— start of Exercise data —

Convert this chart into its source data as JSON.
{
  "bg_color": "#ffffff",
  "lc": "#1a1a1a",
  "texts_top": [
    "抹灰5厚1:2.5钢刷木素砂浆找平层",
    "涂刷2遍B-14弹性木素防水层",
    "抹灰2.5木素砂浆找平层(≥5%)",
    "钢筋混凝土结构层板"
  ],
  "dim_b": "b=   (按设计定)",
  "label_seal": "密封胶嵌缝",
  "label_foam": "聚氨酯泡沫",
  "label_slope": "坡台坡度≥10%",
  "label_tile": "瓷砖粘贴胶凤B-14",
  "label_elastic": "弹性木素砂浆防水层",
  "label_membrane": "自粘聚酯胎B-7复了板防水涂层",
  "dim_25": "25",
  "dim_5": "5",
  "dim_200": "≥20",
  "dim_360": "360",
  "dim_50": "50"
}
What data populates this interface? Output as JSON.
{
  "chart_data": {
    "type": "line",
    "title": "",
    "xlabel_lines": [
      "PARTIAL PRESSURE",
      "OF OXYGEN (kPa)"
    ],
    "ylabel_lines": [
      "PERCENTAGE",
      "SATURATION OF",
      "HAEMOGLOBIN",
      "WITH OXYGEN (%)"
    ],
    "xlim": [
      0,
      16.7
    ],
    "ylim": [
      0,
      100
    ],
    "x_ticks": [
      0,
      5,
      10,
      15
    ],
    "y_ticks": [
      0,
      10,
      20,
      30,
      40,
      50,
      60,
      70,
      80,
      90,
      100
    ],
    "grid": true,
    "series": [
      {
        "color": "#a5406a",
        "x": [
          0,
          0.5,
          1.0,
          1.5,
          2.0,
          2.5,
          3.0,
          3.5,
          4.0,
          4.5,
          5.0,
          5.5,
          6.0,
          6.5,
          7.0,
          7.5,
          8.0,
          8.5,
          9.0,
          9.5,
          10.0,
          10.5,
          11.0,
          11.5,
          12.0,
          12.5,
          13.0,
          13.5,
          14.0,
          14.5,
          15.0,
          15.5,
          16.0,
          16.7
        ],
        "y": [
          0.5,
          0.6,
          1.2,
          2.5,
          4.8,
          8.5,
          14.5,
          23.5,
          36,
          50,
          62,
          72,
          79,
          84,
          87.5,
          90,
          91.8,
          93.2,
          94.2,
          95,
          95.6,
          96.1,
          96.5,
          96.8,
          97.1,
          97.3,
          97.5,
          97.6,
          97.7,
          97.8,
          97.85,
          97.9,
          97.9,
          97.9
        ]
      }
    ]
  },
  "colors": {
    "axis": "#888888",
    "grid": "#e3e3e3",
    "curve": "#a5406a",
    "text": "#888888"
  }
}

— end of Exercise data —

What you should do = Transcribe the material exactly as it reads.

Solution =
Convert this chart into its source data as JSON.
{
  "bg_color": "#ffffff",
  "lc": "#1a1a1a",
  "texts_top": [
    "抹灰5厚1:2.5钢刷木素砂浆找平层",
    "涂刷2遍B-14弹性木素防水层",
    "抹灰2.5木素砂浆找平层(≥5%)",
    "钢筋混凝土结构层板"
  ],
  "dim_b": "b=   (按设计定)",
  "label_seal": "密封胶嵌缝",
  "label_foam": "聚氨酯泡沫",
  "label_slope": "坡台坡度≥10%",
  "label_tile": "瓷砖粘贴胶凤B-14",
  "label_elastic": "弹性木素砂浆防水层",
  "label_membrane": "自粘聚酯胎B-7复了板防水涂层",
  "dim_25": "25",
  "dim_5": "5",
  "dim_200": "≥20",
  "dim_360": "360",
  "dim_50": "50"
}
What data populates this interface? Output as JSON.
{
  "chart_data": {
    "type": "line",
    "title": "",
    "xlabel_lines": [
      "PARTIAL PRESSURE",
      "OF OXYGEN (kPa)"
    ],
    "ylabel_lines": [
      "PERCENTAGE",
      "SATURATION OF",
      "HAEMOGLOBIN",
      "WITH OXYGEN (%)"
    ],
    "xlim": [
      0,
      16.7
    ],
    "ylim": [
      0,
      100
    ],
    "x_ticks": [
      0,
      5,
      10,
      15
    ],
    "y_ticks": [
      0,
      10,
      20,
      30,
      40,
      50,
      60,
      70,
      80,
      90,
      100
    ],
    "grid": true,
    "series": [
      {
        "color": "#a5406a",
        "x": [
          0,
          0.5,
          1.0,
          1.5,
          2.0,
          2.5,
          3.0,
          3.5,
          4.0,
          4.5,
          5.0,
          5.5,
          6.0,
          6.5,
          7.0,
          7.5,
          8.0,
          8.5,
          9.0,
          9.5,
          10.0,
          10.5,
          11.0,
          11.5,
          12.0,
          12.5,
          13.0,
          13.5,
          14.0,
          14.5,
          15.0,
          15.5,
          16.0,
          16.7
        ],
        "y": [
          0.5,
          0.6,
          1.2,
          2.5,
          4.8,
          8.5,
          14.5,
          23.5,
          36,
          50,
          62,
          72,
          79,
          84,
          87.5,
          90,
          91.8,
          93.2,
          94.2,
          95,
          95.6,
          96.1,
          96.5,
          96.8,
          97.1,
          97.3,
          97.5,
          97.6,
          97.7,
          97.8,
          97.85,
          97.9,
          97.9,
          97.9
        ]
      }
    ]
  },
  "colors": {
    "axis": "#888888",
    "grid": "#e3e3e3",
    "curve": "#a5406a",
    "text": "#888888"
  }
}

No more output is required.